Extracted records:
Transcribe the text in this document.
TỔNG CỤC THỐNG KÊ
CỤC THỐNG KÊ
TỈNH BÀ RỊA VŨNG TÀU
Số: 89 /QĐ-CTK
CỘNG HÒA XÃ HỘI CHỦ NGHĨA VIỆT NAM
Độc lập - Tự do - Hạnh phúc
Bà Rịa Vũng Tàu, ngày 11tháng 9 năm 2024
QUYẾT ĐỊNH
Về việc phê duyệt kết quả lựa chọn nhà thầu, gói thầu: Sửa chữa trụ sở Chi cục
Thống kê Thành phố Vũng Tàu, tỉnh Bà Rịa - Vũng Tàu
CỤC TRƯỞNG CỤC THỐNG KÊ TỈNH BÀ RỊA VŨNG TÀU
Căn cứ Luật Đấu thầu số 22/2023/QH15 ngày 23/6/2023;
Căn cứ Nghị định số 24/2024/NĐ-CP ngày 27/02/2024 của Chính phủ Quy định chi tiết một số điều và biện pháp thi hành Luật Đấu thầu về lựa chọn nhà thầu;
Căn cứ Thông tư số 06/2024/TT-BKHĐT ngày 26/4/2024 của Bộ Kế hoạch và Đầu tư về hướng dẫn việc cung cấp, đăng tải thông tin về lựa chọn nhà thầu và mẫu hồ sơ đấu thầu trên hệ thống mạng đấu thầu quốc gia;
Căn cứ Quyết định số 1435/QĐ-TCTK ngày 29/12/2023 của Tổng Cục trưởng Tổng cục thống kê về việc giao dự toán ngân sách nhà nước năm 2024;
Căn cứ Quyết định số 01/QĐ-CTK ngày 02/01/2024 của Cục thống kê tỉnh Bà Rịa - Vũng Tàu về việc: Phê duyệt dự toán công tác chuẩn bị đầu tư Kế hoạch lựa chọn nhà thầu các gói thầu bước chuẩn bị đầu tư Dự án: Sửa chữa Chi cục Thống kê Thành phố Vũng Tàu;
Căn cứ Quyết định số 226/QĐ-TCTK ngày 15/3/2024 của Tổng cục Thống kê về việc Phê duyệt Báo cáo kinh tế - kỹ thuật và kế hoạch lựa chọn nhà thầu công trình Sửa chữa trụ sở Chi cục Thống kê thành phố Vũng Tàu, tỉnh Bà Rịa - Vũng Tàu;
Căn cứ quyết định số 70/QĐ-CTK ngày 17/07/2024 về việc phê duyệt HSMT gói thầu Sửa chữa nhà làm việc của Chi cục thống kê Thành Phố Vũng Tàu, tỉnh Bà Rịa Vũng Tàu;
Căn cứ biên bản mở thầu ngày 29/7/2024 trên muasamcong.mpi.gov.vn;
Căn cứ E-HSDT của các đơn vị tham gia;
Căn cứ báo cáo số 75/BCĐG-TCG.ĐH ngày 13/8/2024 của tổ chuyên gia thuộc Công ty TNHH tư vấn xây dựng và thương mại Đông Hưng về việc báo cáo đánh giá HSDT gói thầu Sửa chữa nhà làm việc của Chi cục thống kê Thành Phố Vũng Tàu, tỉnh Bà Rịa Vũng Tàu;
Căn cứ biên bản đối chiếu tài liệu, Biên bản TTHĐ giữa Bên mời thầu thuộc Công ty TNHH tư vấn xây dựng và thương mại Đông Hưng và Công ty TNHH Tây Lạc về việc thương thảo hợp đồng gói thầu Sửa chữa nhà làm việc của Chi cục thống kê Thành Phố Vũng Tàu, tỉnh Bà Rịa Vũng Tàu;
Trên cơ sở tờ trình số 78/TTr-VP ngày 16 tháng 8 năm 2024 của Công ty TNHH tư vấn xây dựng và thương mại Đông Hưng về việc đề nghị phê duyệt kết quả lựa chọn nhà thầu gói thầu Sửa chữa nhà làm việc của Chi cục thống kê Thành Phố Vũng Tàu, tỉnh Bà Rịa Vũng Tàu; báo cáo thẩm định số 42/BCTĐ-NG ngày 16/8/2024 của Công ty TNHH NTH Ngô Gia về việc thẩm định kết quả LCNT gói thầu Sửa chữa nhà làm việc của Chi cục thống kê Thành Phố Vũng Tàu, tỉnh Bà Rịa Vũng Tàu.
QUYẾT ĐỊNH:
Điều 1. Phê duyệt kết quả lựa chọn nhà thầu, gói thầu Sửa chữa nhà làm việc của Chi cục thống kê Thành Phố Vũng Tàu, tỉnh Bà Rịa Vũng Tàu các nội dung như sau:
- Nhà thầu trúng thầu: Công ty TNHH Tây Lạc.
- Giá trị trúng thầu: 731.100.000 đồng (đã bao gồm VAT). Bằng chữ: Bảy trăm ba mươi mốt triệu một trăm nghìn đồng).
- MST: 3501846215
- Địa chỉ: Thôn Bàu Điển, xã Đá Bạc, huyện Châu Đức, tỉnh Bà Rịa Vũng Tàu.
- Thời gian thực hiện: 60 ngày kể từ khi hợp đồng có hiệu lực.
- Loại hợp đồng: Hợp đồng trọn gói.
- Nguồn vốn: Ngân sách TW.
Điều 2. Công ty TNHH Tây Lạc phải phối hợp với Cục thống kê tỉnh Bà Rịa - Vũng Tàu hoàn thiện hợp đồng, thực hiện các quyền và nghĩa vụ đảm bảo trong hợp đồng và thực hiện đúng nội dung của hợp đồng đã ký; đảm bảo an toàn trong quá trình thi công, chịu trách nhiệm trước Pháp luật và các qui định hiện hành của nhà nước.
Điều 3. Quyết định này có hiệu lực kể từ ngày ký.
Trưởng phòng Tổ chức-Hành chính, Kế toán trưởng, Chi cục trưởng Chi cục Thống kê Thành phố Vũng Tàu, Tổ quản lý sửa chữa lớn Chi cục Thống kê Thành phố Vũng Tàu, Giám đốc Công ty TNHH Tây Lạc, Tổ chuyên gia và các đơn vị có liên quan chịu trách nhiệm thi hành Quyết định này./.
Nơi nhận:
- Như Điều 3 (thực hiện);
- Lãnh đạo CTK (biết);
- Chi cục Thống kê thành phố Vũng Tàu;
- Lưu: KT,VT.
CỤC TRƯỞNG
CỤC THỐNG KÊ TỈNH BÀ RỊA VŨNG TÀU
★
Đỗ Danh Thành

Set problem: Copy out all lines where the word "HSDT" appears.

Reply:
Căn cứ E-HSDT của các đơn vị tham gia;
Căn cứ báo cáo số 75/BCĐG-TCG.ĐH ngày 13/8/2024 của tổ chuyên gia thuộc Công ty TNHH tư vấn xây dựng và thương mại Đông Hưng về việc báo cáo đánh giá HSDT gói thầu Sửa chữa nhà làm việc của Chi cục thống kê Thành Phố Vũng Tàu, tỉnh Bà Rịa Vũng Tàu;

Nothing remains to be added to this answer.